— BEGIN Exercise data —

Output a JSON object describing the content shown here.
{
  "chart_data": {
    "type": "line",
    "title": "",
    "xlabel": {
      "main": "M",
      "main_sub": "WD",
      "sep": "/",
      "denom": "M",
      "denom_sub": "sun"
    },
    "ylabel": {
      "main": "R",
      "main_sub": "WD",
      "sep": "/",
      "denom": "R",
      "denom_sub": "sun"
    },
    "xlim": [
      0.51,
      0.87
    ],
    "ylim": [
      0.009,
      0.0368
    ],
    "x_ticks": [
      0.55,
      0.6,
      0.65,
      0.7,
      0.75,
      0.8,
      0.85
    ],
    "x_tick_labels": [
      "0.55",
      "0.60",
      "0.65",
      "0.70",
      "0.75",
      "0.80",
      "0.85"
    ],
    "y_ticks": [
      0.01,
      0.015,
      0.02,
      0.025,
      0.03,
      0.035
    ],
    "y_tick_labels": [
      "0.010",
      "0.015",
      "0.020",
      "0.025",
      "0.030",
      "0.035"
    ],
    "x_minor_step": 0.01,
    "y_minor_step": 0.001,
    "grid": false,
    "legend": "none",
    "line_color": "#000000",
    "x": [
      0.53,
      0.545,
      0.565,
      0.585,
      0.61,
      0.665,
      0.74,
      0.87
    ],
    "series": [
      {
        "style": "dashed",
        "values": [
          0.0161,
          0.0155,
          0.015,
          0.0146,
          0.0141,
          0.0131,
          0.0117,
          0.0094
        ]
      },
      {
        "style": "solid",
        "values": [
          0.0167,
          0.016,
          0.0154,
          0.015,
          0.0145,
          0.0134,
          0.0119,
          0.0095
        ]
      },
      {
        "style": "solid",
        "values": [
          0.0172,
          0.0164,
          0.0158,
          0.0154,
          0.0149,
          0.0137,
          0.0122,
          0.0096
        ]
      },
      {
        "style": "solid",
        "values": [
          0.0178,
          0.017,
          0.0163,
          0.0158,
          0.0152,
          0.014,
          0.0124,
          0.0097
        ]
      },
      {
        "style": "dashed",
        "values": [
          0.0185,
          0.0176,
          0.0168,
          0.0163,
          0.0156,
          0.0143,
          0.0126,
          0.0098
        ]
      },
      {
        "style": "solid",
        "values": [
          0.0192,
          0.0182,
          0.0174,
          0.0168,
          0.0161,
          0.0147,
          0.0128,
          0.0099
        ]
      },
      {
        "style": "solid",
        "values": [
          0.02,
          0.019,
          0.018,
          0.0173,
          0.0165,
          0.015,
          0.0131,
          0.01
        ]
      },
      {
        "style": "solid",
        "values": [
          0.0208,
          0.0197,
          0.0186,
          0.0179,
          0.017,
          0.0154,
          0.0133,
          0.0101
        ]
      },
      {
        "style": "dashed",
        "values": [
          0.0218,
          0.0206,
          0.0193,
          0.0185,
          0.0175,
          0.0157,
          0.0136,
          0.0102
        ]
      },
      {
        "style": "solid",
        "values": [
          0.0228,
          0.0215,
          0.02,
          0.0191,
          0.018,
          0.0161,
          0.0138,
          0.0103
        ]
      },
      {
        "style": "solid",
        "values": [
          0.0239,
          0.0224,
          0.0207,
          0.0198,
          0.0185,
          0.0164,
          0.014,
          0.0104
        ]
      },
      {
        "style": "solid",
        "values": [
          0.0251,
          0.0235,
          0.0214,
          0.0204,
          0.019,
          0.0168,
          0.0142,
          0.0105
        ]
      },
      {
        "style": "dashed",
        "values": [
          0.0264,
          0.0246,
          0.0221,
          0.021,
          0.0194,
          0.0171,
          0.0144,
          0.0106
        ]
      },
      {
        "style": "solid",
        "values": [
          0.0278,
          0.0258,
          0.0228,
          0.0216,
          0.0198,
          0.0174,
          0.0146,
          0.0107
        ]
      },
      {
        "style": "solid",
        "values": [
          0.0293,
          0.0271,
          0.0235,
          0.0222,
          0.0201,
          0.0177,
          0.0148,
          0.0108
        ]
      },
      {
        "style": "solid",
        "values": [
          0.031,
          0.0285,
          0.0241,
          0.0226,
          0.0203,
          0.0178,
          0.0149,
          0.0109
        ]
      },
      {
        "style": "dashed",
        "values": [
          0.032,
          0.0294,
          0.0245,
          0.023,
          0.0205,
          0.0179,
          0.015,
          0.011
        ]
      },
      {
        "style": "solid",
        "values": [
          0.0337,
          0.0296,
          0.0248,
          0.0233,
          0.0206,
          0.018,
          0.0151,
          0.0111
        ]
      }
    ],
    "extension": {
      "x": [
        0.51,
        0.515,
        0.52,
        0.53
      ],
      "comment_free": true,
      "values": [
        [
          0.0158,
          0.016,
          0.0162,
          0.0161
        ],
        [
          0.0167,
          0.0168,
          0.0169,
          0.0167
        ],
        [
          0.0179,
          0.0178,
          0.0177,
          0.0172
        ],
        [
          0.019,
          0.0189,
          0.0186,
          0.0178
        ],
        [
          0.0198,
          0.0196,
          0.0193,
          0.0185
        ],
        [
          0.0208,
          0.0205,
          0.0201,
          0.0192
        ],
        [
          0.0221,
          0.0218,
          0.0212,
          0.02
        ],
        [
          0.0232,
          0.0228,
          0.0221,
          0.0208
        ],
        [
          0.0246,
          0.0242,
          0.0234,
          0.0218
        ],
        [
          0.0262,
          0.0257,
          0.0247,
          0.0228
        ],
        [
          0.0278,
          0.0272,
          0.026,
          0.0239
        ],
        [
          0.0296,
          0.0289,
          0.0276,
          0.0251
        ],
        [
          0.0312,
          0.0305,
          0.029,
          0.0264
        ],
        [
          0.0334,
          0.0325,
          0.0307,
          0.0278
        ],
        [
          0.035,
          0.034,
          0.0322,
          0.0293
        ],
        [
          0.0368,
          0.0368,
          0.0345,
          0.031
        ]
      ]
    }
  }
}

— END Exercise data —
— BEGIN Exercise data —

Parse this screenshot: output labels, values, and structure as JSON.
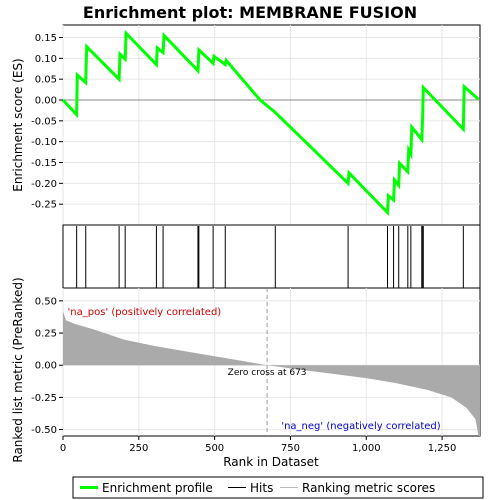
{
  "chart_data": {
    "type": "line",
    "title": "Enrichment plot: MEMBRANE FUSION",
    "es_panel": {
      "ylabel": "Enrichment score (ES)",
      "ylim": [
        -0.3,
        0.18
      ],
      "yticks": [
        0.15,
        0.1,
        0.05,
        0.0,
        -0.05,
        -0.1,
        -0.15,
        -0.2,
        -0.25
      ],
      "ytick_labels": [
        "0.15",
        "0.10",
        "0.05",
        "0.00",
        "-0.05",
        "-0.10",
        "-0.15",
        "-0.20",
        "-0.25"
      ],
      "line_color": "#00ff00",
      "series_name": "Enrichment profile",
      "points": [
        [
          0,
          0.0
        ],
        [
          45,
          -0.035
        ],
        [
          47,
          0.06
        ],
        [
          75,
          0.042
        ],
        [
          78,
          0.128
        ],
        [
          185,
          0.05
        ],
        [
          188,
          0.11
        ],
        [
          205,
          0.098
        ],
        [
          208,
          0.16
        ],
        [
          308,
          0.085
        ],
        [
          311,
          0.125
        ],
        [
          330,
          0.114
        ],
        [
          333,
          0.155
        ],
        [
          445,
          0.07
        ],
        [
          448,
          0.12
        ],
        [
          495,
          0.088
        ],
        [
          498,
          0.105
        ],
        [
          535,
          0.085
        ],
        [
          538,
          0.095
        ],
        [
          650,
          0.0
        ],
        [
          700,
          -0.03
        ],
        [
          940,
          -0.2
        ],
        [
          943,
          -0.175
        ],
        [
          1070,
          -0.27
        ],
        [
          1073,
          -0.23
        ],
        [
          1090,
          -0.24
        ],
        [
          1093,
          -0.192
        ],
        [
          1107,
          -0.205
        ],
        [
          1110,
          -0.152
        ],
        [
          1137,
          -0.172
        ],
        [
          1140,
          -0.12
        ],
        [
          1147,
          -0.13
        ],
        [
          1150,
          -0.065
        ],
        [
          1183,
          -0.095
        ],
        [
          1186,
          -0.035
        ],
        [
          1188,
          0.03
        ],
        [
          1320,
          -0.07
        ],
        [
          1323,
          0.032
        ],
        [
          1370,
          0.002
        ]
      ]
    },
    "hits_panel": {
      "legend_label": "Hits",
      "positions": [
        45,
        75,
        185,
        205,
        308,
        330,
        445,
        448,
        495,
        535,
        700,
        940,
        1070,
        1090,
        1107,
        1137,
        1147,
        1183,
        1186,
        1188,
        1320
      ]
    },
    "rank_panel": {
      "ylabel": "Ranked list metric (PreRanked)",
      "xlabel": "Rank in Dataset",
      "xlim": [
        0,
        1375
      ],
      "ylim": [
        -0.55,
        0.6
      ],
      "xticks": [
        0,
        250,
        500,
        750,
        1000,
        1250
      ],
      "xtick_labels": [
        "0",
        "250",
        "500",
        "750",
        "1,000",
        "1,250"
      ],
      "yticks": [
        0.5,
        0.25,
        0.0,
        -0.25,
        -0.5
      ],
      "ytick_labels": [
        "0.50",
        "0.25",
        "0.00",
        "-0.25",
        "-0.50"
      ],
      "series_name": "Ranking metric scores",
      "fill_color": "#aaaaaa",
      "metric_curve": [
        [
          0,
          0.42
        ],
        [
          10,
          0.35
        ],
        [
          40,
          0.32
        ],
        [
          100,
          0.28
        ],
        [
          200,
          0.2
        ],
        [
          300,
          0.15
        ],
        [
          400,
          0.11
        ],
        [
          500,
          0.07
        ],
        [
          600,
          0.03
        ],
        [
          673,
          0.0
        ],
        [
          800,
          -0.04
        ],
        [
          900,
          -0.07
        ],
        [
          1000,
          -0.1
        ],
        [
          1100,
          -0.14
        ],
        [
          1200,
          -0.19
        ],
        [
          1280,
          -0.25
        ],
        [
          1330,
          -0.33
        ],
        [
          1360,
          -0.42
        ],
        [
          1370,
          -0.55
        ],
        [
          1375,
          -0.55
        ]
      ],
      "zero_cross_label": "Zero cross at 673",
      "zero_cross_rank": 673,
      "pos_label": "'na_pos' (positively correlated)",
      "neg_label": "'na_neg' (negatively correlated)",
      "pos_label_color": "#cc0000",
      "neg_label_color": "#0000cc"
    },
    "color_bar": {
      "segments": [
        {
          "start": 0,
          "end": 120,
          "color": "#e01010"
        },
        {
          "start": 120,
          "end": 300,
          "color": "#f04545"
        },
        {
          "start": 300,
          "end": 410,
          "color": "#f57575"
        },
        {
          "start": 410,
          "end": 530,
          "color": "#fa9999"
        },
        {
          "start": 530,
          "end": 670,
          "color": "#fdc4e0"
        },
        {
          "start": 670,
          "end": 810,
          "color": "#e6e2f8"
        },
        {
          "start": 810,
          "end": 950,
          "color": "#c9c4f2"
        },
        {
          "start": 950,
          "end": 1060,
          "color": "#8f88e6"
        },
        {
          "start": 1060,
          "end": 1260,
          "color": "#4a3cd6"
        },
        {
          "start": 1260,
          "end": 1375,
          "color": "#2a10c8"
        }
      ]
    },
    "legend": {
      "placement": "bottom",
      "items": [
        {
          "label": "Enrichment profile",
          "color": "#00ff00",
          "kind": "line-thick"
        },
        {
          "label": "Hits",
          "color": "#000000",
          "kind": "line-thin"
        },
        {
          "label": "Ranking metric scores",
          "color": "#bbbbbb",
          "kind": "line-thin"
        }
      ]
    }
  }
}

— END Exercise data —

Instructions to follow. Identify which lines contain the word "correlated" and copy each one.

The output.
      "pos_label": "'na_pos' (positively correlated)",
      "neg_label": "'na_neg' (negatively correlated)",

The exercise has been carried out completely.